● Instruction
Transcribe all of the material exactly. Any picture in it should be left out.
··· Entries ···
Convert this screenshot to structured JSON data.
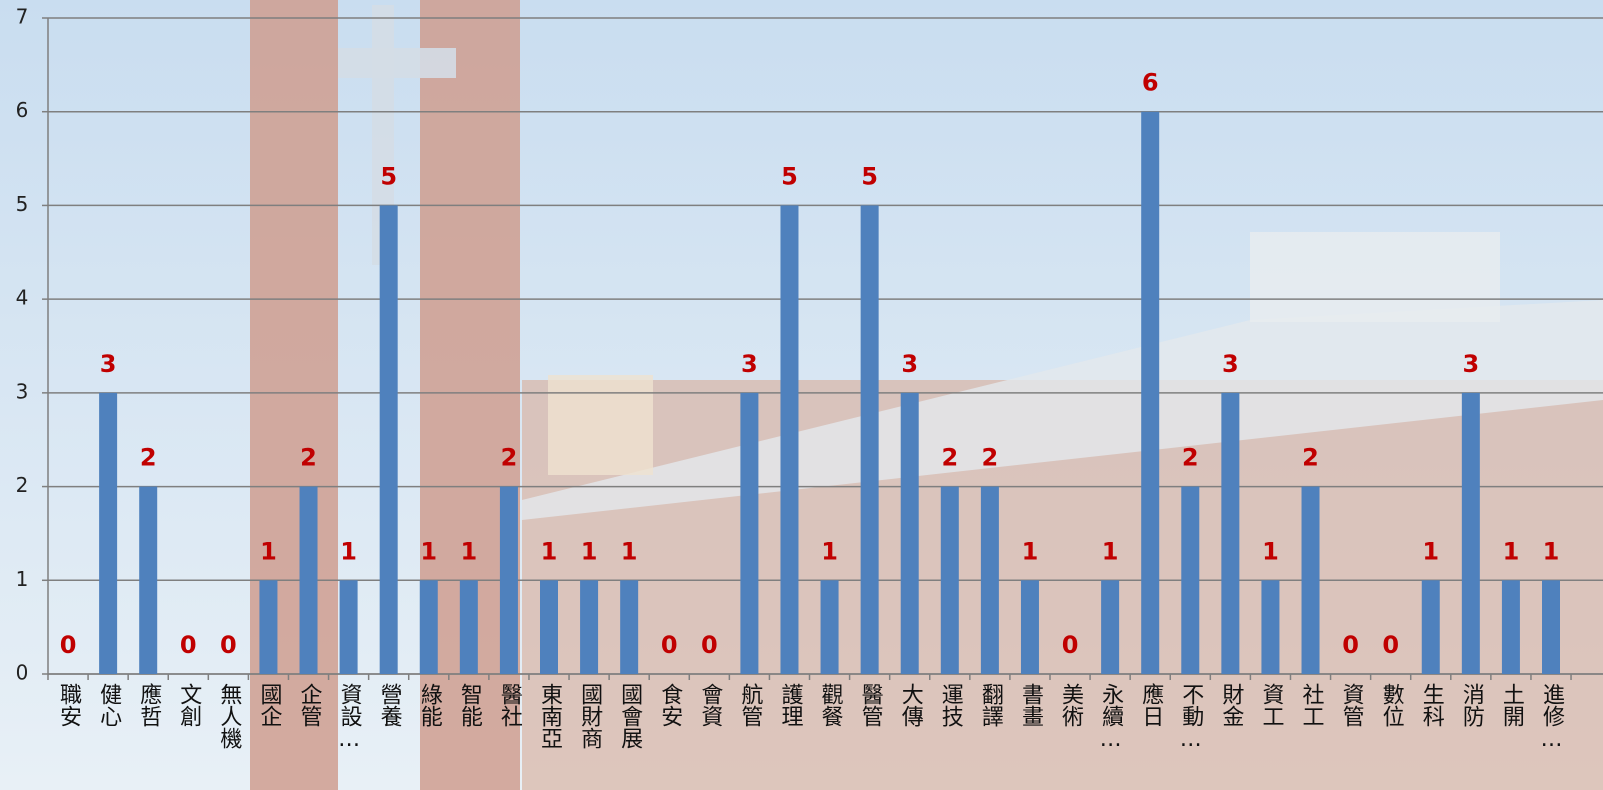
{
  "chart_data": {
    "type": "bar",
    "categories": [
      "職安",
      "健心",
      "應哲",
      "文創",
      "無人機",
      "國企",
      "企管",
      "資設…",
      "營養",
      "綠能",
      "智能",
      "醫社",
      "東南亞",
      "國財商",
      "國會展",
      "食安",
      "會資",
      "航管",
      "護理",
      "觀餐",
      "醫管",
      "大傳",
      "運技",
      "翻譯",
      "書畫",
      "美術",
      "永續…",
      "應日",
      "不動…",
      "財金",
      "資工",
      "社工",
      "資管",
      "數位",
      "生科",
      "消防",
      "土開",
      "進修…"
    ],
    "values": [
      0,
      3,
      2,
      0,
      0,
      1,
      2,
      1,
      5,
      1,
      1,
      2,
      1,
      1,
      1,
      0,
      0,
      3,
      5,
      1,
      5,
      3,
      2,
      2,
      1,
      0,
      1,
      6,
      2,
      3,
      1,
      2,
      0,
      0,
      1,
      3,
      1,
      1
    ],
    "color": "#4f81bd",
    "label_color": "#c00000",
    "ylim": [
      0,
      7
    ],
    "yticks": [
      0,
      1,
      2,
      3,
      4,
      5,
      6,
      7
    ],
    "grid": true
  }
}
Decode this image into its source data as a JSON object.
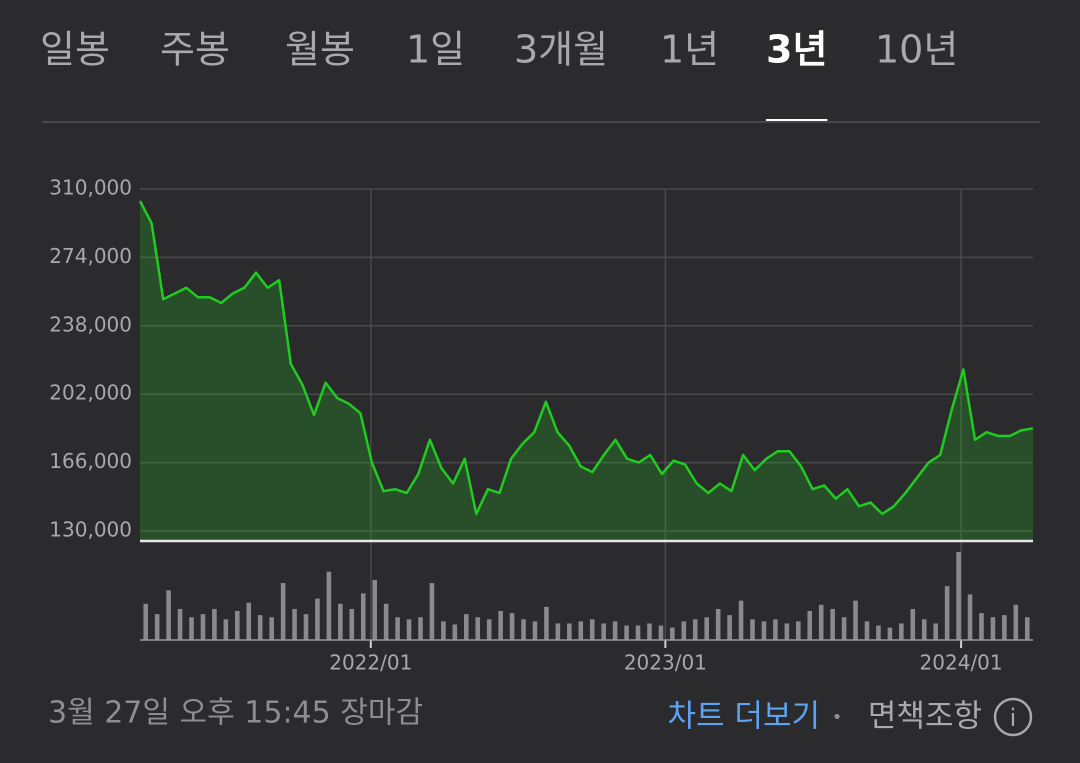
{
  "tabs": [
    "일봉",
    "주봉",
    "월봉",
    "1일",
    "3개월",
    "1년",
    "3년",
    "10년"
  ],
  "selected_tab": "3년",
  "chart_data": [
    {
      "type": "line",
      "color": "#1fcc1f",
      "fill": true,
      "values": [
        303700,
        292000,
        252000,
        255000,
        258000,
        253000,
        253000,
        250000,
        255000,
        258000,
        266000,
        258000,
        262000,
        218000,
        207000,
        191000,
        208000,
        200000,
        197000,
        192000,
        166000,
        151000,
        152000,
        150000,
        160000,
        178000,
        163000,
        155000,
        168000,
        139000,
        152000,
        150000,
        168000,
        176000,
        182000,
        198000,
        182000,
        175000,
        164000,
        161000,
        170000,
        178000,
        168000,
        166000,
        170000,
        160000,
        167000,
        165000,
        155000,
        150000,
        155000,
        151000,
        170000,
        162000,
        168000,
        172000,
        172000,
        164000,
        152000,
        154000,
        147000,
        152000,
        143000,
        145000,
        139000,
        143000,
        150000,
        158000,
        166000,
        170000,
        194000,
        215000,
        178000,
        182000,
        180000,
        180000,
        183000,
        184000
      ],
      "xlim": [
        0,
        77
      ],
      "xticks": [
        {
          "value": 19.9,
          "label": "2022/01"
        },
        {
          "value": 45.3,
          "label": "2023/01"
        },
        {
          "value": 70.8,
          "label": "2024/01"
        }
      ],
      "ylim": [
        130000,
        310000
      ],
      "yticks": [
        {
          "value": 130000,
          "label": "130,000"
        },
        {
          "value": 166000,
          "label": "166,000"
        },
        {
          "value": 202000,
          "label": "202,000"
        },
        {
          "value": 238000,
          "label": "238,000"
        },
        {
          "value": 274000,
          "label": "274,000"
        },
        {
          "value": 310000,
          "label": "310,000"
        }
      ],
      "grid": true
    },
    {
      "type": "bar",
      "color": "#8a8a8c",
      "values": [
        35,
        25,
        48,
        30,
        22,
        25,
        30,
        20,
        28,
        36,
        24,
        22,
        55,
        30,
        25,
        40,
        66,
        35,
        30,
        45,
        58,
        35,
        22,
        20,
        22,
        55,
        18,
        15,
        25,
        22,
        20,
        28,
        26,
        20,
        18,
        32,
        16,
        16,
        18,
        20,
        16,
        18,
        14,
        14,
        16,
        14,
        12,
        18,
        20,
        22,
        30,
        24,
        38,
        20,
        18,
        20,
        16,
        18,
        28,
        34,
        30,
        22,
        38,
        18,
        14,
        12,
        16,
        30,
        20,
        16,
        52,
        85,
        44,
        26,
        22,
        24,
        34,
        22
      ]
    }
  ],
  "footer": {
    "timestamp": "3월 27일 오후 15:45 장마감",
    "more_link": "차트 더보기",
    "separator": "•",
    "disclaimer": "면책조항",
    "info_icon": "i"
  }
}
···
● Result of this task
Convert this screenshot to structured JSON data.
{
  "chart_data": {
    "type": "bar",
    "categories": [
      "職安",
      "健心",
      "應哲",
      "文創",
      "無人機",
      "國企",
      "企管",
      "資設…",
      "營養",
      "綠能",
      "智能",
      "醫社",
      "東南亞",
      "國財商",
      "國會展",
      "食安",
      "會資",
      "航管",
      "護理",
      "觀餐",
      "醫管",
      "大傳",
      "運技",
      "翻譯",
      "書畫",
      "美術",
      "永續…",
      "應日",
      "不動…",
      "財金",
      "資工",
      "社工",
      "資管",
      "數位",
      "生科",
      "消防",
      "土開",
      "進修…"
    ],
    "values": [
      0,
      3,
      2,
      0,
      0,
      1,
      2,
      1,
      5,
      1,
      1,
      2,
      1,
      1,
      1,
      0,
      0,
      3,
      5,
      1,
      5,
      3,
      2,
      2,
      1,
      0,
      1,
      6,
      2,
      3,
      1,
      2,
      0,
      0,
      1,
      3,
      1,
      1
    ],
    "color": "#4f81bd",
    "label_color": "#c00000",
    "ylim": [
      0,
      7
    ],
    "yticks": [
      0,
      1,
      2,
      3,
      4,
      5,
      6,
      7
    ],
    "grid": true
  }
}
Decode this image into its source data as a JSON object.
{
  "tabs": [
    "일봉",
    "주봉",
    "월봉",
    "1일",
    "3개월",
    "1년",
    "3년",
    "10년"
  ],
  "selected_tab": "3년",
  "chart_data": [
    {
      "type": "line",
      "color": "#1fcc1f",
      "fill": true,
      "values": [
        303700,
        292000,
        252000,
        255000,
        258000,
        253000,
        253000,
        250000,
        255000,
        258000,
        266000,
        258000,
        262000,
        218000,
        207000,
        191000,
        208000,
        200000,
        197000,
        192000,
        166000,
        151000,
        152000,
        150000,
        160000,
        178000,
        163000,
        155000,
        168000,
        139000,
        152000,
        150000,
        168000,
        176000,
        182000,
        198000,
        182000,
        175000,
        164000,
        161000,
        170000,
        178000,
        168000,
        166000,
        170000,
        160000,
        167000,
        165000,
        155000,
        150000,
        155000,
        151000,
        170000,
        162000,
        168000,
        172000,
        172000,
        164000,
        152000,
        154000,
        147000,
        152000,
        143000,
        145000,
        139000,
        143000,
        150000,
        158000,
        166000,
        170000,
        194000,
        215000,
        178000,
        182000,
        180000,
        180000,
        183000,
        184000
      ],
      "xlim": [
        0,
        77
      ],
      "xticks": [
        {
          "value": 19.9,
          "label": "2022/01"
        },
        {
          "value": 45.3,
          "label": "2023/01"
        },
        {
          "value": 70.8,
          "label": "2024/01"
        }
      ],
      "ylim": [
        130000,
        310000
      ],
      "yticks": [
        {
          "value": 130000,
          "label": "130,000"
        },
        {
          "value": 166000,
          "label": "166,000"
        },
        {
          "value": 202000,
          "label": "202,000"
        },
        {
          "value": 238000,
          "label": "238,000"
        },
        {
          "value": 274000,
          "label": "274,000"
        },
        {
          "value": 310000,
          "label": "310,000"
        }
      ],
      "grid": true
    },
    {
      "type": "bar",
      "color": "#8a8a8c",
      "values": [
        35,
        25,
        48,
        30,
        22,
        25,
        30,
        20,
        28,
        36,
        24,
        22,
        55,
        30,
        25,
        40,
        66,
        35,
        30,
        45,
        58,
        35,
        22,
        20,
        22,
        55,
        18,
        15,
        25,
        22,
        20,
        28,
        26,
        20,
        18,
        32,
        16,
        16,
        18,
        20,
        16,
        18,
        14,
        14,
        16,
        14,
        12,
        18,
        20,
        22,
        30,
        24,
        38,
        20,
        18,
        20,
        16,
        18,
        28,
        34,
        30,
        22,
        38,
        18,
        14,
        12,
        16,
        30,
        20,
        16,
        52,
        85,
        44,
        26,
        22,
        24,
        34,
        22
      ]
    }
  ],
  "footer": {
    "timestamp": "3월 27일 오후 15:45 장마감",
    "more_link": "차트 더보기",
    "separator": "•",
    "disclaimer": "면책조항",
    "info_icon": "i"
  }
}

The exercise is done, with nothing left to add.